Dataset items
+-------+
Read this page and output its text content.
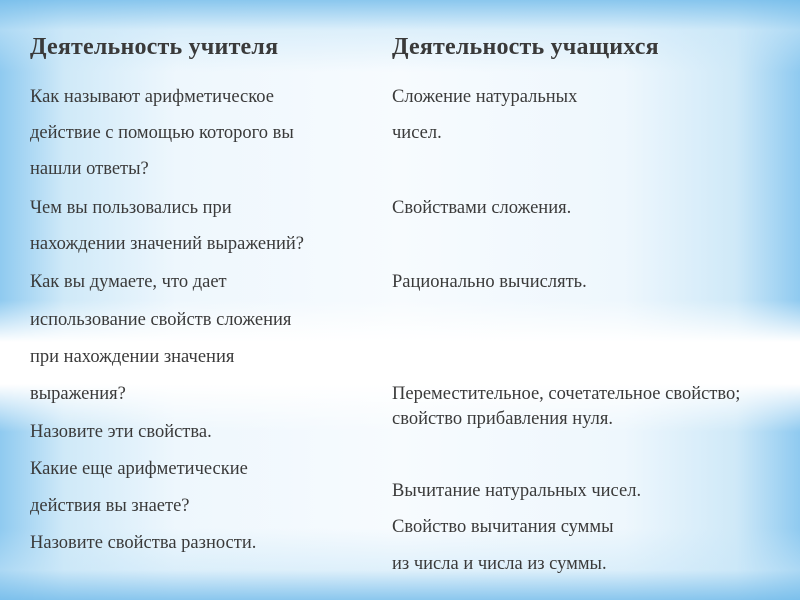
Деятельность учителя
Как называют арифметическое
действие с помощью которого вы
нашли ответы?
Чем вы пользовались при
нахождении значений выражений?
Как вы думаете, что дает
использование свойств сложения
при нахождении значения
выражения?
Назовите эти свойства.
Какие еще арифметические
действия вы знаете?
Назовите свойства разности.
Деятельность учащихся
Сложение натуральных
чисел.
Свойствами сложения.
Рационально вычислять.
Переместительное, сочетательное свойство; свойство прибавления нуля.
Вычитание натуральных чисел.
Свойство вычитания суммы
из числа и числа из суммы.
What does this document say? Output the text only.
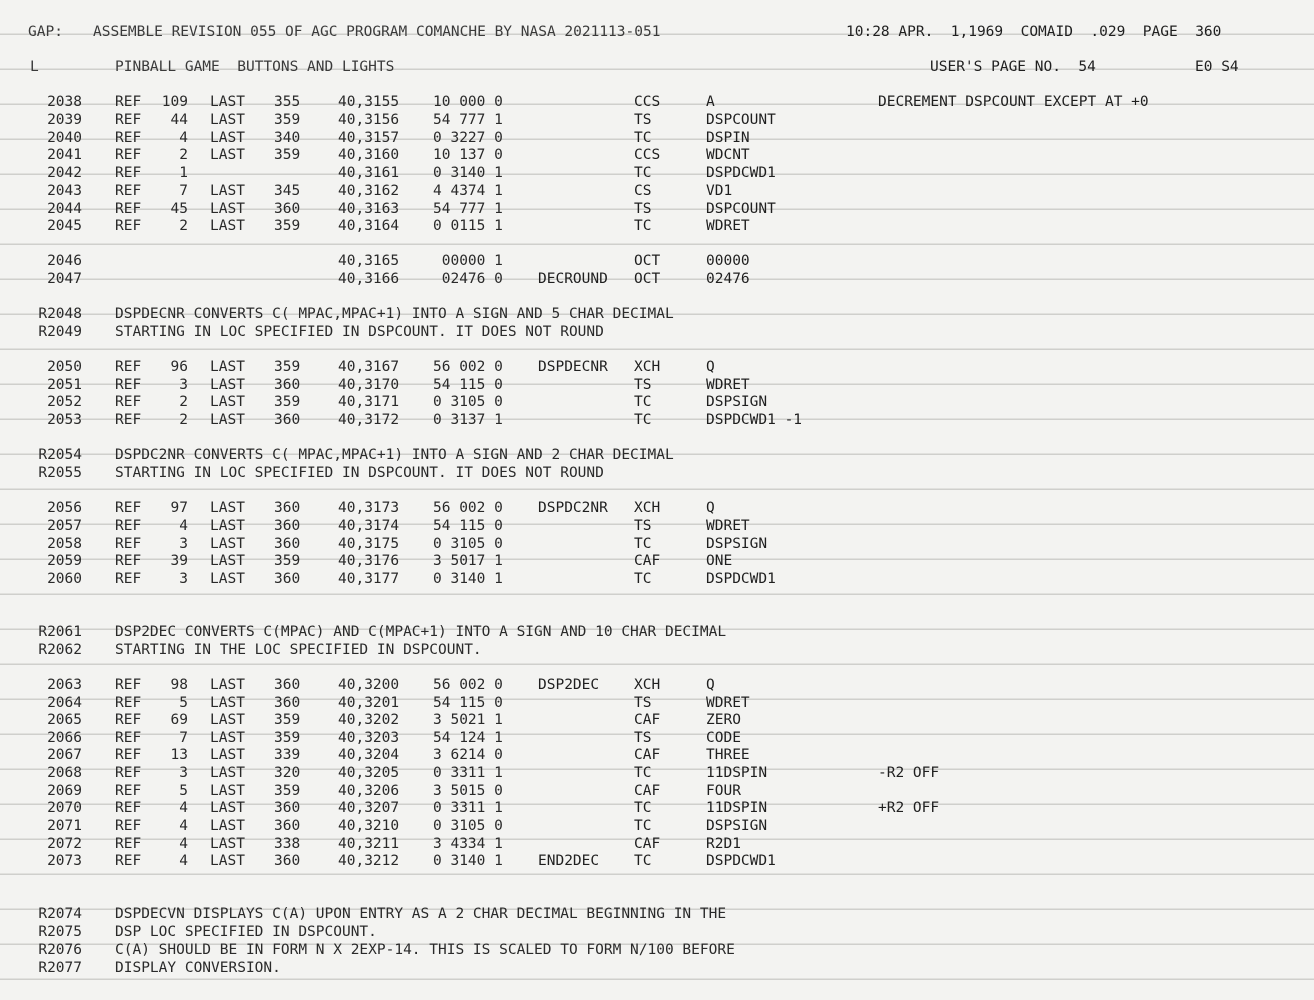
GAP:

ASSEMBLE REVISION 055 OF AGC PROGRAM COMANCHE BY NASA 2021113-051

	10:28 APR.  1,1969  COMAID  .029  PAGE  360

L

	PINBALL GAME  BUTTONS AND LIGHTS

	USER'S PAGE NO.  54

	E0 S4

2038 REF	109 LAST 355	40,3155 10 000 0	CCS	A	DECREMENT DSPCOUNT EXCEPT AT +0
2039 REF	44 LAST 359	40,3156 54 777 1	TS	DSPCOUNT
2040 REF	4 LAST 340	40,3157 0 3227 0	TC	DSPIN
2041 REF	2 LAST 359	40,3160 10 137 0	CCS	WDCNT
2042 REF	1	40,3161 0 3140 1	TC	DSPDCWD1
2043 REF	7 LAST 345	40,3162 4 4374 1	CS	VD1
2044 REF	45 LAST 360	40,3163 54 777 1	TS	DSPCOUNT
2045 REF	2 LAST 359	40,3164 0 0115 1	TC	WDRET
2046	40,3165 00000 1	OCT	00000
2047	40,3166 02476 0 DECROUND OCT	02476
R2048 DSPDECNR CONVERTS C( MPAC,MPAC+1) INTO A SIGN AND 5 CHAR DECIMAL
R2049 STARTING IN LOC SPECIFIED IN DSPCOUNT. IT DOES NOT ROUND
2050 REF	96 LAST 359	40,3167 56 002 0 DSPDECNR XCH	Q
2051 REF	3 LAST 360	40,3170 54 115 0	TS	WDRET
2052 REF	2 LAST 359	40,3171 0 3105 0	TC	DSPSIGN
2053 REF	2 LAST 360	40,3172 0 3137 1	TC	DSPDCWD1 -1
R2054 DSPDC2NR CONVERTS C( MPAC,MPAC+1) INTO A SIGN AND 2 CHAR DECIMAL
R2055 STARTING IN LOC SPECIFIED IN DSPCOUNT. IT DOES NOT ROUND
2056 REF	97 LAST 360	40,3173 56 002 0 DSPDC2NR XCH	Q
2057 REF	4 LAST 360	40,3174 54 115 0	TS	WDRET
2058 REF	3 LAST 360	40,3175 0 3105 0	TC	DSPSIGN
2059 REF	39 LAST 359	40,3176 3 5017 1	CAF	ONE
2060 REF	3 LAST 360	40,3177 0 3140 1	TC	DSPDCWD1
R2061 DSP2DEC CONVERTS C(MPAC) AND C(MPAC+1) INTO A SIGN AND 10 CHAR DECIMAL
R2062 STARTING IN THE LOC SPECIFIED IN DSPCOUNT.
2063 REF	98 LAST 360	40,3200 56 002 0 DSP2DEC XCH	Q
2064 REF	5 LAST 360	40,3201 54 115 0	TS	WDRET
2065 REF	69 LAST 359	40,3202 3 5021 1	CAF	ZERO
2066 REF	7 LAST 359	40,3203 54 124 1	TS	CODE
2067 REF	13 LAST 339	40,3204 3 6214 0	CAF	THREE
2068 REF	3 LAST 320	40,3205 0 3311 1	TC	11DSPIN	-R2 OFF
2069 REF	5 LAST 359	40,3206 3 5015 0	CAF	FOUR
2070 REF	4 LAST 360	40,3207 0 3311 1	TC	11DSPIN	+R2 OFF
2071 REF	4 LAST 360	40,3210 0 3105 0	TC	DSPSIGN
2072 REF	4 LAST 338	40,3211 3 4334 1	CAF	R2D1
2073 REF	4 LAST 360	40,3212 0 3140 1 END2DEC TC	DSPDCWD1
R2074 DSPDECVN DISPLAYS C(A) UPON ENTRY AS A 2 CHAR DECIMAL BEGINNING IN THE
R2075 DSP LOC SPECIFIED IN DSPCOUNT.
R2076 C(A) SHOULD BE IN FORM N X 2EXP-14. THIS IS SCALED TO FORM N/100 BEFORE
R2077 DISPLAY CONVERSION.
+-------+
Your instructions: Leave out the pictures and copy the rest of the material above exactly.

Response to this exercise:
Read this page and output its text content.
Деятельность учителя
Как называют арифметическое
действие с помощью которого вы
нашли ответы?
Чем вы пользовались при
нахождении значений выражений?
Как вы думаете, что дает
использование свойств сложения
при нахождении значения
выражения?
Назовите эти свойства.
Какие еще арифметические
действия вы знаете?
Назовите свойства разности.
Деятельность учащихся
Сложение натуральных
чисел.
Свойствами сложения.
Рационально вычислять.
Переместительное, сочетательное свойство; свойство прибавления нуля.
Вычитание натуральных чисел.
Свойство вычитания суммы
из числа и числа из суммы.
What does this document say? Output the text only.
GAP:

ASSEMBLE REVISION 055 OF AGC PROGRAM COMANCHE BY NASA 2021113-051

	10:28 APR.  1,1969  COMAID  .029  PAGE  360

L

	PINBALL GAME  BUTTONS AND LIGHTS

	USER'S PAGE NO.  54

	E0 S4

2038 REF	109 LAST 355	40,3155 10 000 0	CCS	A	DECREMENT DSPCOUNT EXCEPT AT +0
2039 REF	44 LAST 359	40,3156 54 777 1	TS	DSPCOUNT
2040 REF	4 LAST 340	40,3157 0 3227 0	TC	DSPIN
2041 REF	2 LAST 359	40,3160 10 137 0	CCS	WDCNT
2042 REF	1	40,3161 0 3140 1	TC	DSPDCWD1
2043 REF	7 LAST 345	40,3162 4 4374 1	CS	VD1
2044 REF	45 LAST 360	40,3163 54 777 1	TS	DSPCOUNT
2045 REF	2 LAST 359	40,3164 0 0115 1	TC	WDRET
2046	40,3165 00000 1	OCT	00000
2047	40,3166 02476 0 DECROUND OCT	02476
R2048 DSPDECNR CONVERTS C( MPAC,MPAC+1) INTO A SIGN AND 5 CHAR DECIMAL
R2049 STARTING IN LOC SPECIFIED IN DSPCOUNT. IT DOES NOT ROUND
2050 REF	96 LAST 359	40,3167 56 002 0 DSPDECNR XCH	Q
2051 REF	3 LAST 360	40,3170 54 115 0	TS	WDRET
2052 REF	2 LAST 359	40,3171 0 3105 0	TC	DSPSIGN
2053 REF	2 LAST 360	40,3172 0 3137 1	TC	DSPDCWD1 -1
R2054 DSPDC2NR CONVERTS C( MPAC,MPAC+1) INTO A SIGN AND 2 CHAR DECIMAL
R2055 STARTING IN LOC SPECIFIED IN DSPCOUNT. IT DOES NOT ROUND
2056 REF	97 LAST 360	40,3173 56 002 0 DSPDC2NR XCH	Q
2057 REF	4 LAST 360	40,3174 54 115 0	TS	WDRET
2058 REF	3 LAST 360	40,3175 0 3105 0	TC	DSPSIGN
2059 REF	39 LAST 359	40,3176 3 5017 1	CAF	ONE
2060 REF	3 LAST 360	40,3177 0 3140 1	TC	DSPDCWD1
R2061 DSP2DEC CONVERTS C(MPAC) AND C(MPAC+1) INTO A SIGN AND 10 CHAR DECIMAL
R2062 STARTING IN THE LOC SPECIFIED IN DSPCOUNT.
2063 REF	98 LAST 360	40,3200 56 002 0 DSP2DEC XCH	Q
2064 REF	5 LAST 360	40,3201 54 115 0	TS	WDRET
2065 REF	69 LAST 359	40,3202 3 5021 1	CAF	ZERO
2066 REF	7 LAST 359	40,3203 54 124 1	TS	CODE
2067 REF	13 LAST 339	40,3204 3 6214 0	CAF	THREE
2068 REF	3 LAST 320	40,3205 0 3311 1	TC	11DSPIN	-R2 OFF
2069 REF	5 LAST 359	40,3206 3 5015 0	CAF	FOUR
2070 REF	4 LAST 360	40,3207 0 3311 1	TC	11DSPIN	+R2 OFF
2071 REF	4 LAST 360	40,3210 0 3105 0	TC	DSPSIGN
2072 REF	4 LAST 338	40,3211 3 4334 1	CAF	R2D1
2073 REF	4 LAST 360	40,3212 0 3140 1 END2DEC TC	DSPDCWD1
R2074 DSPDECVN DISPLAYS C(A) UPON ENTRY AS A 2 CHAR DECIMAL BEGINNING IN THE
R2075 DSP LOC SPECIFIED IN DSPCOUNT.
R2076 C(A) SHOULD BE IN FORM N X 2EXP-14. THIS IS SCALED TO FORM N/100 BEFORE
R2077 DISPLAY CONVERSION.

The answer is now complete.